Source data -
* BEGIN *

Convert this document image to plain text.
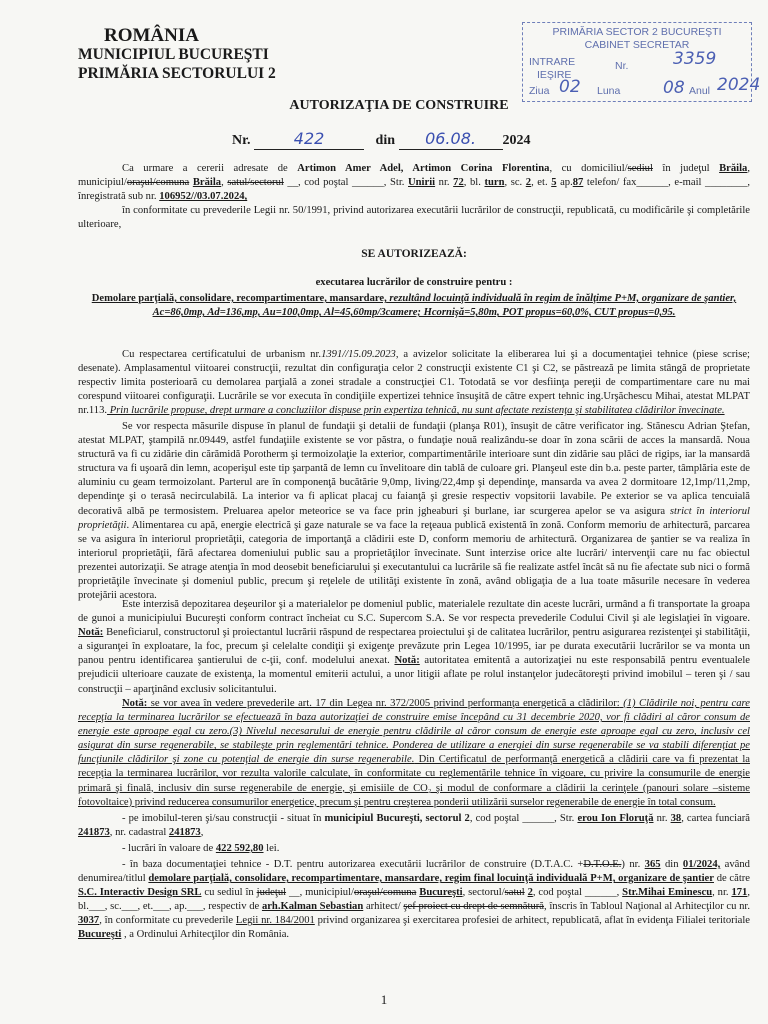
ROMÂNIA
MUNICIPIUL BUCUREŞTI
PRIMĂRIA SECTORULUI 2
PRIMĂRIA SECTOR 2 BUCUREŞTI
CABINET SECRETAR
INTRARE	Nr.	3359
IEŞIRE
Ziua 02 Luna	08 Anul 2024
AUTORIZAŢIA DE CONSTRUIRE
Nr.	422	din 06.08. 2024

Ca urmare a cererii adresate de Artimon Amer Adel, Artimon Corina Florentina, cu domiciliul/sediul în judeţul Brăila, municipiul/oraşul/comuna Brăila, satul/sectorul __, cod poştal ______, Str. Unirii nr. 72, bl. turn, sc. 2, et. 5 ap.87 telefon/ fax______, e-mail ________, înregistrată sub nr. 106952//03.07.2024,

în conformitate cu prevederile Legii nr. 50/1991, privind autorizarea executării lucrărilor de construcţii, republicată, cu modificările şi completările ulterioare,

SE AUTORIZEAZĂ:
executarea lucrărilor de construire pentru :
Demolare parţială, consolidare, recompartimentare, mansardare, rezultând locuinţă individuală în regim de înălţime P+M, organizare de şantier, Ac=86,0mp, Ad=136,mp, Au=100,0mp, Al=45,60mp/3camere; Hcornişă=5,80m, POT propus=60,0%, CUT propus=0,95.

Cu respectarea certificatului de urbanism nr.1391//15.09.2023, a avizelor solicitate la eliberarea lui şi a documentaţiei tehnice (piese scrise; desenate). Amplasamentul viitoarei construcţii, rezultat din configuraţia celor 2 construcţii existente C1 şi C2, se păstrează pe limita stângă de proprietate respectiv limita posterioară cu demolarea parţială a zonei stradale a construcţiei C1. Totodată se vor desfiinţa pereţii de compartimentare care nu mai corespund viitoarei configuraţii. Lucrările se vor executa în condiţiile expertizei tehnice însuşită de către expert tehnic ing.Urşăchescu Mihai, atestat MLPAT nr.113. Prin lucrările propuse, drept urmare a concluziilor dispuse prin expertiza tehnică, nu sunt afectate rezistenţa şi stabilitatea clădirilor învecinate.

Se vor respecta măsurile dispuse în planul de fundaţii şi detalii de fundaţii (planşa R01), însuşit de către verificator ing. Stănescu Adrian Ştefan, atestat MLPAT, ştampilă nr.09449, astfel fundaţiile existente se vor păstra, o fundaţie nouă realizându-se doar în zona scării de acces la mansardă. Noua structură va fi cu zidărie din cărămidă Porotherm şi termoizolaţie la exterior, compartimentările interioare sunt din zidărie sau plăci de rigips, iar la mansardă structura va fi uşoară din lemn, acoperişul este tip şarpantă de lemn cu învelitoare din tablă de culoare gri. Planşeul este din b.a. peste parter, tâmplăria este de aluminiu cu geam termoizolant. Parterul are în componenţă bucătărie 9,0mp, living/22,4mp şi dependinţe, mansarda va avea 2 dormitoare 12,1mp/11,2mp, dependinţe şi o terasă necirculabilă. La interior va fi aplicat placaj cu faianţă şi gresie respectiv vopsitorii lavabile. Pe exterior se va aplica tencuială decorativă albă pe termosistem. Preluarea apelor meteorice se va face prin jgheaburi şi burlane, iar scurgerea apelor se va asigura strict în interiorul proprietăţii. Alimentarea cu apă, energie electrică şi gaze naturale se va face la reţeaua publică existentă în zonă. Conform memoriu de arhitectură, parcarea se va asigura în interiorul proprietăţii, categoria de importanţă a clădirii este D, conform memoriu de arhitectură. Organizarea de şantier se va realiza în interiorul proprietăţii, fără afectarea domeniului public sau a proprietăţilor învecinate. Sunt interzise orice alte lucrări/ intervenţii care nu fac obiectul prezentei autorizaţii. Se atrage atenţia în mod deosebit beneficiarului şi executantului ca lucrările să fie realizate astfel încât să nu fie afectate sub nici o formă proprietăţile învecinate şi domeniul public, precum şi reţelele de utilităţi existente în zonă, având obligaţia de a lua toate măsurile necesare în vederea protejării acestora.

Este interzisă depozitarea deşeurilor şi a materialelor pe domeniul public, materialele rezultate din aceste lucrări, urmând a fi transportate la groapa de gunoi a municipiului Bucureşti conform contract încheiat cu S.C. Supercom S.A. Se vor respecta prevederile Codului Civil şi ale legislaţiei în vigoare. Notă: Beneficiarul, constructorul şi proiectantul lucrării răspund de respectarea proiectului şi de calitatea lucrărilor, pentru asigurarea rezistenţei şi stabilităţii, a siguranţei în exploatare, la foc, precum şi celelalte condiţii şi exigenţe prevăzute prin Legea 10/1995, iar pe durata executării lucrărilor se va monta un panou pentru identificarea şantierului de c-ţii, conf. modelului anexat. Notă: autoritatea emitentă a autorizaţiei nu este responsabilă pentru eventualele prejudicii ulterioare cauzate de existenţa, la momentul emiterii actului, a unor litigii aflate pe rolul instanţelor judecătoreşti privind imobilul – teren şi / sau construcţii – aparţinând exclusiv solicitantului.

Notă: se vor avea în vedere prevederile art. 17 din Legea nr. 372/2005 privind performanţa energetică a clădirilor: (1) Clădirile noi, pentru care recepţia la terminarea lucrărilor se efectuează în baza autorizaţiei de construire emise începând cu 31 decembrie 2020, vor fi clădiri al căror consum de energie este aproape egal cu zero.(3) Nivelul necesarului de energie pentru clădirile al căror consum de energie este aproape egal cu zero, inclusiv cel asigurat din surse regenerabile, se stabileşte prin reglementări tehnice. Ponderea de utilizare a energiei din surse regenerabile se va stabili diferenţiat pe funcţiunile clădirilor şi zone cu potenţial de energie din surse regenerabile. Din Certificatul de performanţă energetică a clădirii care va fi prezentat la recepţia la terminarea lucrărilor, vor rezulta valorile calculate, în conformitate cu reglementările tehnice în vigoare, cu privire la consumurile de energie primară şi finală, inclusiv din surse regenerabile de energie, şi emisiile de CO₂ şi modul de conformare a clădirii la cerinţele (panouri solare –sisteme fotovoltaice) privind reducerea consumurilor energetice, precum şi pentru creşterea ponderii utilizării surselor regenerabile de energie în total consum.

- pe imobilul-teren şi/sau construcţii - situat în municipiul Bucureşti, sectorul 2, cod poştal ______, Str. erou Ion Floruţă nr. 38, cartea funciară 241873, nr. cadastral 241873,

- lucrări în valoare de 422 592,80 lei.

- în baza documentaţiei tehnice - D.T. pentru autorizarea executării lucrărilor de construire (D.T.A.C. +D.T.O.E.) nr. 365 din 01/2024, având denumirea/titlul demolare parţială, consolidare, recompartimentare, mansardare, regim final locuinţă individuală P+M, organizare de şantier de către S.C. Interactiv Design SRL cu sediul în judeţul __, municipiul/oraşul/comuna Bucureşti, sectorul/satul 2, cod poştal ______, Str.Mihai Eminescu, nr. 171, bl.___, sc.___, et.___, ap.___, respectiv de arh.Kalman Sebastian arhitect/ şef proiect cu drept de semnătură, înscris în Tabloul Naţional al Arhitecţilor cu nr. 3037, în conformitate cu prevederile Legii nr. 184/2001 privind organizarea şi exercitarea profesiei de arhitect, republicată, aflat în evidenţa Filialei teritoriale Bucureşti , a Ordinului Arhitecţilor din România.

1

* END *

Problem statement - Make an exact copy of the listing above. Do not include the pictures.

Result -
Convert this document image to plain text.
ROMÂNIA
MUNICIPIUL BUCUREŞTI
PRIMĂRIA SECTORULUI 2
PRIMĂRIA SECTOR 2 BUCUREŞTI
CABINET SECRETAR
INTRARE	Nr.	3359
IEŞIRE
Ziua 02 Luna	08 Anul 2024
AUTORIZAŢIA DE CONSTRUIRE
Nr.	422	din 06.08. 2024

Ca urmare a cererii adresate de Artimon Amer Adel, Artimon Corina Florentina, cu domiciliul/sediul în judeţul Brăila, municipiul/oraşul/comuna Brăila, satul/sectorul __, cod poştal ______, Str. Unirii nr. 72, bl. turn, sc. 2, et. 5 ap.87 telefon/ fax______, e-mail ________, înregistrată sub nr. 106952//03.07.2024,

în conformitate cu prevederile Legii nr. 50/1991, privind autorizarea executării lucrărilor de construcţii, republicată, cu modificările şi completările ulterioare,

SE AUTORIZEAZĂ:
executarea lucrărilor de construire pentru :
Demolare parţială, consolidare, recompartimentare, mansardare, rezultând locuinţă individuală în regim de înălţime P+M, organizare de şantier, Ac=86,0mp, Ad=136,mp, Au=100,0mp, Al=45,60mp/3camere; Hcornişă=5,80m, POT propus=60,0%, CUT propus=0,95.

Cu respectarea certificatului de urbanism nr.1391//15.09.2023, a avizelor solicitate la eliberarea lui şi a documentaţiei tehnice (piese scrise; desenate). Amplasamentul viitoarei construcţii, rezultat din configuraţia celor 2 construcţii existente C1 şi C2, se păstrează pe limita stângă de proprietate respectiv limita posterioară cu demolarea parţială a zonei stradale a construcţiei C1. Totodată se vor desfiinţa pereţii de compartimentare care nu mai corespund viitoarei configuraţii. Lucrările se vor executa în condiţiile expertizei tehnice însuşită de către expert tehnic ing.Urşăchescu Mihai, atestat MLPAT nr.113. Prin lucrările propuse, drept urmare a concluziilor dispuse prin expertiza tehnică, nu sunt afectate rezistenţa şi stabilitatea clădirilor învecinate.

Se vor respecta măsurile dispuse în planul de fundaţii şi detalii de fundaţii (planşa R01), însuşit de către verificator ing. Stănescu Adrian Ştefan, atestat MLPAT, ştampilă nr.09449, astfel fundaţiile existente se vor păstra, o fundaţie nouă realizându-se doar în zona scării de acces la mansardă. Noua structură va fi cu zidărie din cărămidă Porotherm şi termoizolaţie la exterior, compartimentările interioare sunt din zidărie sau plăci de rigips, iar la mansardă structura va fi uşoară din lemn, acoperişul este tip şarpantă de lemn cu învelitoare din tablă de culoare gri. Planşeul este din b.a. peste parter, tâmplăria este de aluminiu cu geam termoizolant. Parterul are în componenţă bucătărie 9,0mp, living/22,4mp şi dependinţe, mansarda va avea 2 dormitoare 12,1mp/11,2mp, dependinţe şi o terasă necirculabilă. La interior va fi aplicat placaj cu faianţă şi gresie respectiv vopsitorii lavabile. Pe exterior se va aplica tencuială decorativă albă pe termosistem. Preluarea apelor meteorice se va face prin jgheaburi şi burlane, iar scurgerea apelor se va asigura strict în interiorul proprietăţii. Alimentarea cu apă, energie electrică şi gaze naturale se va face la reţeaua publică existentă în zonă. Conform memoriu de arhitectură, parcarea se va asigura în interiorul proprietăţii, categoria de importanţă a clădirii este D, conform memoriu de arhitectură. Organizarea de şantier se va realiza în interiorul proprietăţii, fără afectarea domeniului public sau a proprietăţilor învecinate. Sunt interzise orice alte lucrări/ intervenţii care nu fac obiectul prezentei autorizaţii. Se atrage atenţia în mod deosebit beneficiarului şi executantului ca lucrările să fie realizate astfel încât să nu fie afectate sub nici o formă proprietăţile învecinate şi domeniul public, precum şi reţelele de utilităţi existente în zonă, având obligaţia de a lua toate măsurile necesare în vederea protejării acestora.

Este interzisă depozitarea deşeurilor şi a materialelor pe domeniul public, materialele rezultate din aceste lucrări, urmând a fi transportate la groapa de gunoi a municipiului Bucureşti conform contract încheiat cu S.C. Supercom S.A. Se vor respecta prevederile Codului Civil şi ale legislaţiei în vigoare. Notă: Beneficiarul, constructorul şi proiectantul lucrării răspund de respectarea proiectului şi de calitatea lucrărilor, pentru asigurarea rezistenţei şi stabilităţii, a siguranţei în exploatare, la foc, precum şi celelalte condiţii şi exigenţe prevăzute prin Legea 10/1995, iar pe durata executării lucrărilor se va monta un panou pentru identificarea şantierului de c-ţii, conf. modelului anexat. Notă: autoritatea emitentă a autorizaţiei nu este responsabilă pentru eventualele prejudicii ulterioare cauzate de existenţa, la momentul emiterii actului, a unor litigii aflate pe rolul instanţelor judecătoreşti privind imobilul – teren şi / sau construcţii – aparţinând exclusiv solicitantului.

Notă: se vor avea în vedere prevederile art. 17 din Legea nr. 372/2005 privind performanţa energetică a clădirilor: (1) Clădirile noi, pentru care recepţia la terminarea lucrărilor se efectuează în baza autorizaţiei de construire emise începând cu 31 decembrie 2020, vor fi clădiri al căror consum de energie este aproape egal cu zero.(3) Nivelul necesarului de energie pentru clădirile al căror consum de energie este aproape egal cu zero, inclusiv cel asigurat din surse regenerabile, se stabileşte prin reglementări tehnice. Ponderea de utilizare a energiei din surse regenerabile se va stabili diferenţiat pe funcţiunile clădirilor şi zone cu potenţial de energie din surse regenerabile. Din Certificatul de performanţă energetică a clădirii care va fi prezentat la recepţia la terminarea lucrărilor, vor rezulta valorile calculate, în conformitate cu reglementările tehnice în vigoare, cu privire la consumurile de energie primară şi finală, inclusiv din surse regenerabile de energie, şi emisiile de CO₂ şi modul de conformare a clădirii la cerinţele (panouri solare –sisteme fotovoltaice) privind reducerea consumurilor energetice, precum şi pentru creşterea ponderii utilizării surselor regenerabile de energie în total consum.

- pe imobilul-teren şi/sau construcţii - situat în municipiul Bucureşti, sectorul 2, cod poştal ______, Str. erou Ion Floruţă nr. 38, cartea funciară 241873, nr. cadastral 241873,

- lucrări în valoare de 422 592,80 lei.

- în baza documentaţiei tehnice - D.T. pentru autorizarea executării lucrărilor de construire (D.T.A.C. +D.T.O.E.) nr. 365 din 01/2024, având denumirea/titlul demolare parţială, consolidare, recompartimentare, mansardare, regim final locuinţă individuală P+M, organizare de şantier de către S.C. Interactiv Design SRL cu sediul în judeţul __, municipiul/oraşul/comuna Bucureşti, sectorul/satul 2, cod poştal ______, Str.Mihai Eminescu, nr. 171, bl.___, sc.___, et.___, ap.___, respectiv de arh.Kalman Sebastian arhitect/ şef proiect cu drept de semnătură, înscris în Tabloul Naţional al Arhitecţilor cu nr. 3037, în conformitate cu prevederile Legii nr. 184/2001 privind organizarea şi exercitarea profesiei de arhitect, republicată, aflat în evidenţa Filialei teritoriale Bucureşti , a Ordinului Arhitecţilor din România.

1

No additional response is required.